**DOCUMENT:**
Samurai training in a traditional dojo, in Tokyo

I’m going to explain briefly how to reframe memories to adjust how your past affects you, but mainly on how to use affirmations to develop your future self.

We’ll start with the language you need to address your unconscious mind.

Programming language.

Anyone who has written functions into a spread sheet application or indeed written any programme for a computer will realise that you need a whole different language with a particular grammar and syntax.  If you want to add up a list of takings over a year, see the total, then see the total after a percentage deduction, then see what that would be in an average month to set up a standing order into a tax savings account, simply writing that into the function box on a spread sheet won’t get you the result you need.  You have to know the language of the machine to get the obedient, but stupid machine to co-operate.  Anyone with a dog will know that it isn’t just a matter of using the right words, but also the tone of voice, stress, intonation and body language that you have to get right.  Also, of course, dogs learn associations and context and themselves develop conditioned responses.

Let me explain the basics of the language of the unconscious.  I think of it as somewhere between computers and dogs.

**GIVEN INFORMATION:**
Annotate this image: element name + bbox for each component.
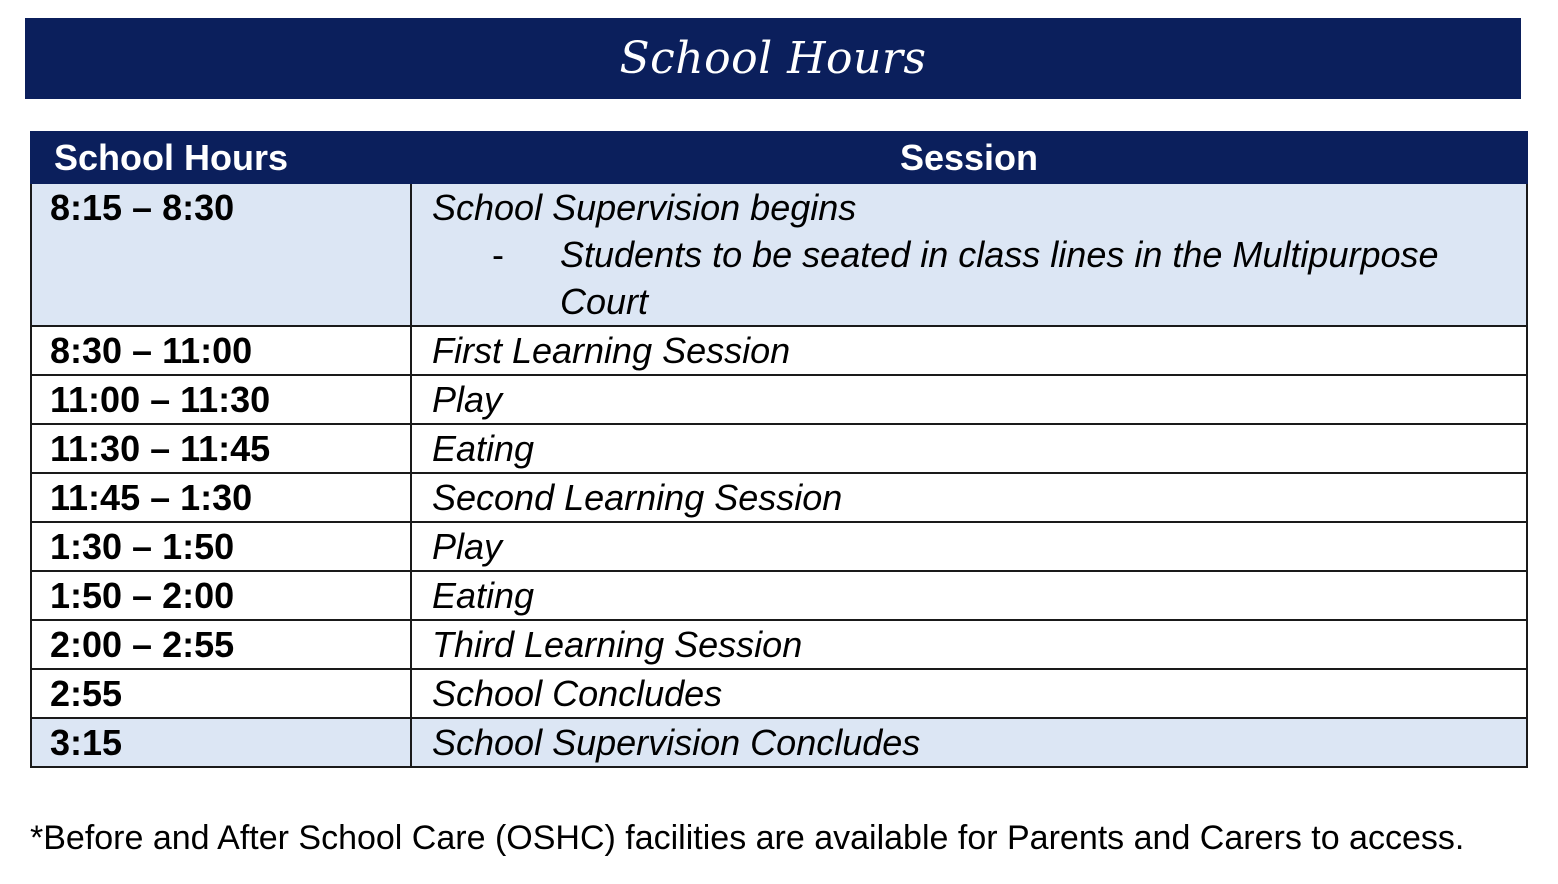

**PROBLEM STATEMENT:** In the text on the language of the unconscious mind, starting with "Anyone who has" and going on through "develop conditioned responses.", change "machine" to "device" and give that part again.

**THE REPLY:**
Anyone who has written functions into a spread sheet application or indeed written any programme for a computer will realise that you need a whole different language with a particular grammar and syntax.  If you want to add up a list of takings over a year, see the total, then see the total after a percentage deduction, then see what that would be in an average month to set up a standing order into a tax savings account, simply writing that into the function box on a spread sheet won’t get you the result you need.  You have to know the language of the device to get the obedient, but stupid device to co-operate.  Anyone with a dog will know that it isn’t just a matter of using the right words, but also the tone of voice, stress, intonation and body language that you have to get right.  Also, of course, dogs learn associations and context and themselves develop conditioned responses.